- [What the task asks]: A faithful transcript of all the lines below, with no pictures, is the goal here.

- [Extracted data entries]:
*****

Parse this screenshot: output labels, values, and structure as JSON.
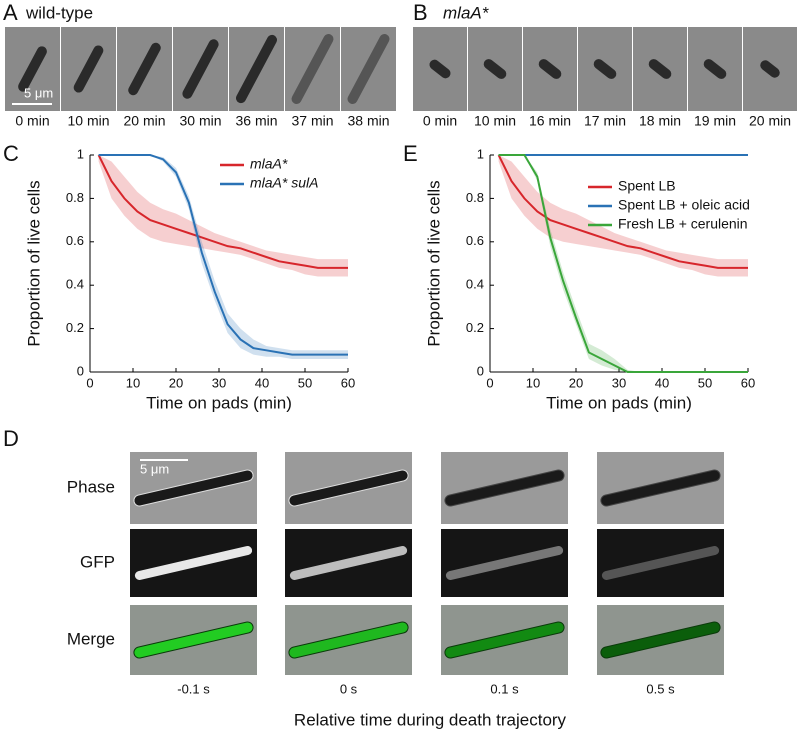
{
  "panel_a": {
    "label": "A",
    "title": "wild-type",
    "scale_bar": "5 μm",
    "times": [
      "0 min",
      "10 min",
      "20 min",
      "30 min",
      "36 min",
      "37 min",
      "38 min"
    ]
  },
  "panel_b": {
    "label": "B",
    "title": "mlaA*",
    "times": [
      "0 min",
      "10 min",
      "16 min",
      "17 min",
      "18 min",
      "19 min",
      "20 min"
    ]
  },
  "chart_data": [
    {
      "type": "line",
      "label": "C",
      "xlabel": "Time on pads (min)",
      "ylabel": "Proportion of live cells",
      "x": [
        2,
        5,
        8,
        11,
        14,
        17,
        20,
        23,
        26,
        29,
        32,
        35,
        38,
        41,
        44,
        47,
        50,
        53,
        56,
        60
      ],
      "xlim": [
        0,
        60
      ],
      "ylim": [
        0,
        1
      ],
      "xticks": [
        0,
        10,
        20,
        30,
        40,
        50,
        60
      ],
      "yticks": [
        0,
        0.2,
        0.4,
        0.6,
        0.8,
        1
      ],
      "legend": "upper right",
      "legend_italic": true,
      "series": [
        {
          "name": "mlaA*",
          "color": "#d7262b",
          "values": [
            1,
            0.88,
            0.8,
            0.74,
            0.7,
            0.68,
            0.66,
            0.64,
            0.62,
            0.6,
            0.58,
            0.57,
            0.55,
            0.53,
            0.51,
            0.5,
            0.49,
            0.48,
            0.48,
            0.48
          ],
          "lower": [
            0.97,
            0.8,
            0.72,
            0.66,
            0.62,
            0.6,
            0.59,
            0.58,
            0.57,
            0.56,
            0.55,
            0.54,
            0.52,
            0.5,
            0.48,
            0.47,
            0.45,
            0.44,
            0.44,
            0.44
          ],
          "upper": [
            1,
            0.97,
            0.9,
            0.83,
            0.78,
            0.75,
            0.73,
            0.7,
            0.67,
            0.64,
            0.62,
            0.6,
            0.58,
            0.56,
            0.55,
            0.54,
            0.53,
            0.52,
            0.52,
            0.52
          ]
        },
        {
          "name": "mlaA* sulA",
          "color": "#2a72b5",
          "values": [
            1,
            1,
            1,
            1,
            1,
            0.98,
            0.92,
            0.78,
            0.55,
            0.37,
            0.22,
            0.15,
            0.11,
            0.1,
            0.09,
            0.08,
            0.08,
            0.08,
            0.08,
            0.08
          ],
          "lower": [
            1,
            1,
            1,
            1,
            1,
            0.97,
            0.9,
            0.75,
            0.5,
            0.33,
            0.18,
            0.11,
            0.08,
            0.07,
            0.07,
            0.06,
            0.06,
            0.06,
            0.06,
            0.06
          ],
          "upper": [
            1,
            1,
            1,
            1,
            1,
            0.99,
            0.94,
            0.81,
            0.6,
            0.42,
            0.27,
            0.2,
            0.15,
            0.12,
            0.11,
            0.1,
            0.1,
            0.1,
            0.1,
            0.1
          ]
        }
      ]
    },
    {
      "type": "line",
      "label": "E",
      "xlabel": "Time on pads (min)",
      "ylabel": "Proportion of live cells",
      "x": [
        2,
        5,
        8,
        11,
        14,
        17,
        20,
        23,
        26,
        29,
        32,
        35,
        38,
        41,
        44,
        47,
        50,
        53,
        56,
        60
      ],
      "xlim": [
        0,
        60
      ],
      "ylim": [
        0,
        1
      ],
      "xticks": [
        0,
        10,
        20,
        30,
        40,
        50,
        60
      ],
      "yticks": [
        0,
        0.2,
        0.4,
        0.6,
        0.8,
        1
      ],
      "legend": "upper right",
      "legend_italic": false,
      "series": [
        {
          "name": "Spent LB",
          "color": "#d7262b",
          "values": [
            1,
            0.88,
            0.8,
            0.74,
            0.7,
            0.68,
            0.66,
            0.64,
            0.62,
            0.6,
            0.58,
            0.57,
            0.55,
            0.53,
            0.51,
            0.5,
            0.49,
            0.48,
            0.48,
            0.48
          ],
          "lower": [
            0.97,
            0.8,
            0.72,
            0.66,
            0.62,
            0.6,
            0.59,
            0.58,
            0.57,
            0.56,
            0.55,
            0.54,
            0.52,
            0.5,
            0.48,
            0.47,
            0.45,
            0.44,
            0.44,
            0.44
          ],
          "upper": [
            1,
            0.97,
            0.9,
            0.83,
            0.78,
            0.75,
            0.73,
            0.7,
            0.67,
            0.64,
            0.62,
            0.6,
            0.58,
            0.56,
            0.55,
            0.54,
            0.53,
            0.52,
            0.52,
            0.52
          ]
        },
        {
          "name": "Spent LB + oleic acid",
          "color": "#2a72b5",
          "values": [
            1,
            1,
            1,
            1,
            1,
            1,
            1,
            1,
            1,
            1,
            1,
            1,
            1,
            1,
            1,
            1,
            1,
            1,
            1,
            1
          ]
        },
        {
          "name": "Fresh LB + cerulenin",
          "color": "#3aa63a",
          "values": [
            1,
            1,
            1,
            0.9,
            0.62,
            0.42,
            0.25,
            0.09,
            0.06,
            0.03,
            0,
            0,
            0,
            0,
            0,
            0,
            0,
            0,
            0,
            0
          ],
          "lower": [
            1,
            1,
            1,
            0.88,
            0.58,
            0.38,
            0.22,
            0.06,
            0.03,
            0.01,
            0,
            0,
            0,
            0,
            0,
            0,
            0,
            0,
            0,
            0
          ],
          "upper": [
            1,
            1,
            1,
            0.92,
            0.66,
            0.46,
            0.29,
            0.13,
            0.1,
            0.06,
            0.01,
            0,
            0,
            0,
            0,
            0,
            0,
            0,
            0,
            0
          ]
        }
      ]
    }
  ],
  "panel_d": {
    "label": "D",
    "scale_bar": "5 μm",
    "rows": [
      "Phase",
      "GFP",
      "Merge"
    ],
    "times": [
      "-0.1 s",
      "0 s",
      "0.1 s",
      "0.5 s"
    ],
    "xlabel": "Relative time during death trajectory"
  }
}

*****

- [Expected output]:
Parse this screenshot: output labels, values, and structure as JSON.
{
  "panel_a": {
    "label": "A",
    "title": "wild-type",
    "scale_bar": "5 μm",
    "times": [
      "0 min",
      "10 min",
      "20 min",
      "30 min",
      "36 min",
      "37 min",
      "38 min"
    ]
  },
  "panel_b": {
    "label": "B",
    "title": "mlaA*",
    "times": [
      "0 min",
      "10 min",
      "16 min",
      "17 min",
      "18 min",
      "19 min",
      "20 min"
    ]
  },
  "chart_data": [
    {
      "type": "line",
      "label": "C",
      "xlabel": "Time on pads (min)",
      "ylabel": "Proportion of live cells",
      "x": [
        2,
        5,
        8,
        11,
        14,
        17,
        20,
        23,
        26,
        29,
        32,
        35,
        38,
        41,
        44,
        47,
        50,
        53,
        56,
        60
      ],
      "xlim": [
        0,
        60
      ],
      "ylim": [
        0,
        1
      ],
      "xticks": [
        0,
        10,
        20,
        30,
        40,
        50,
        60
      ],
      "yticks": [
        0,
        0.2,
        0.4,
        0.6,
        0.8,
        1
      ],
      "legend": "upper right",
      "legend_italic": true,
      "series": [
        {
          "name": "mlaA*",
          "color": "#d7262b",
          "values": [
            1,
            0.88,
            0.8,
            0.74,
            0.7,
            0.68,
            0.66,
            0.64,
            0.62,
            0.6,
            0.58,
            0.57,
            0.55,
            0.53,
            0.51,
            0.5,
            0.49,
            0.48,
            0.48,
            0.48
          ],
          "lower": [
            0.97,
            0.8,
            0.72,
            0.66,
            0.62,
            0.6,
            0.59,
            0.58,
            0.57,
            0.56,
            0.55,
            0.54,
            0.52,
            0.5,
            0.48,
            0.47,
            0.45,
            0.44,
            0.44,
            0.44
          ],
          "upper": [
            1,
            0.97,
            0.9,
            0.83,
            0.78,
            0.75,
            0.73,
            0.7,
            0.67,
            0.64,
            0.62,
            0.6,
            0.58,
            0.56,
            0.55,
            0.54,
            0.53,
            0.52,
            0.52,
            0.52
          ]
        },
        {
          "name": "mlaA* sulA",
          "color": "#2a72b5",
          "values": [
            1,
            1,
            1,
            1,
            1,
            0.98,
            0.92,
            0.78,
            0.55,
            0.37,
            0.22,
            0.15,
            0.11,
            0.1,
            0.09,
            0.08,
            0.08,
            0.08,
            0.08,
            0.08
          ],
          "lower": [
            1,
            1,
            1,
            1,
            1,
            0.97,
            0.9,
            0.75,
            0.5,
            0.33,
            0.18,
            0.11,
            0.08,
            0.07,
            0.07,
            0.06,
            0.06,
            0.06,
            0.06,
            0.06
          ],
          "upper": [
            1,
            1,
            1,
            1,
            1,
            0.99,
            0.94,
            0.81,
            0.6,
            0.42,
            0.27,
            0.2,
            0.15,
            0.12,
            0.11,
            0.1,
            0.1,
            0.1,
            0.1,
            0.1
          ]
        }
      ]
    },
    {
      "type": "line",
      "label": "E",
      "xlabel": "Time on pads (min)",
      "ylabel": "Proportion of live cells",
      "x": [
        2,
        5,
        8,
        11,
        14,
        17,
        20,
        23,
        26,
        29,
        32,
        35,
        38,
        41,
        44,
        47,
        50,
        53,
        56,
        60
      ],
      "xlim": [
        0,
        60
      ],
      "ylim": [
        0,
        1
      ],
      "xticks": [
        0,
        10,
        20,
        30,
        40,
        50,
        60
      ],
      "yticks": [
        0,
        0.2,
        0.4,
        0.6,
        0.8,
        1
      ],
      "legend": "upper right",
      "legend_italic": false,
      "series": [
        {
          "name": "Spent LB",
          "color": "#d7262b",
          "values": [
            1,
            0.88,
            0.8,
            0.74,
            0.7,
            0.68,
            0.66,
            0.64,
            0.62,
            0.6,
            0.58,
            0.57,
            0.55,
            0.53,
            0.51,
            0.5,
            0.49,
            0.48,
            0.48,
            0.48
          ],
          "lower": [
            0.97,
            0.8,
            0.72,
            0.66,
            0.62,
            0.6,
            0.59,
            0.58,
            0.57,
            0.56,
            0.55,
            0.54,
            0.52,
            0.5,
            0.48,
            0.47,
            0.45,
            0.44,
            0.44,
            0.44
          ],
          "upper": [
            1,
            0.97,
            0.9,
            0.83,
            0.78,
            0.75,
            0.73,
            0.7,
            0.67,
            0.64,
            0.62,
            0.6,
            0.58,
            0.56,
            0.55,
            0.54,
            0.53,
            0.52,
            0.52,
            0.52
          ]
        },
        {
          "name": "Spent LB + oleic acid",
          "color": "#2a72b5",
          "values": [
            1,
            1,
            1,
            1,
            1,
            1,
            1,
            1,
            1,
            1,
            1,
            1,
            1,
            1,
            1,
            1,
            1,
            1,
            1,
            1
          ]
        },
        {
          "name": "Fresh LB + cerulenin",
          "color": "#3aa63a",
          "values": [
            1,
            1,
            1,
            0.9,
            0.62,
            0.42,
            0.25,
            0.09,
            0.06,
            0.03,
            0,
            0,
            0,
            0,
            0,
            0,
            0,
            0,
            0,
            0
          ],
          "lower": [
            1,
            1,
            1,
            0.88,
            0.58,
            0.38,
            0.22,
            0.06,
            0.03,
            0.01,
            0,
            0,
            0,
            0,
            0,
            0,
            0,
            0,
            0,
            0
          ],
          "upper": [
            1,
            1,
            1,
            0.92,
            0.66,
            0.46,
            0.29,
            0.13,
            0.1,
            0.06,
            0.01,
            0,
            0,
            0,
            0,
            0,
            0,
            0,
            0,
            0
          ]
        }
      ]
    }
  ],
  "panel_d": {
    "label": "D",
    "scale_bar": "5 μm",
    "rows": [
      "Phase",
      "GFP",
      "Merge"
    ],
    "times": [
      "-0.1 s",
      "0 s",
      "0.1 s",
      "0.5 s"
    ],
    "xlabel": "Relative time during death trajectory"
  }
}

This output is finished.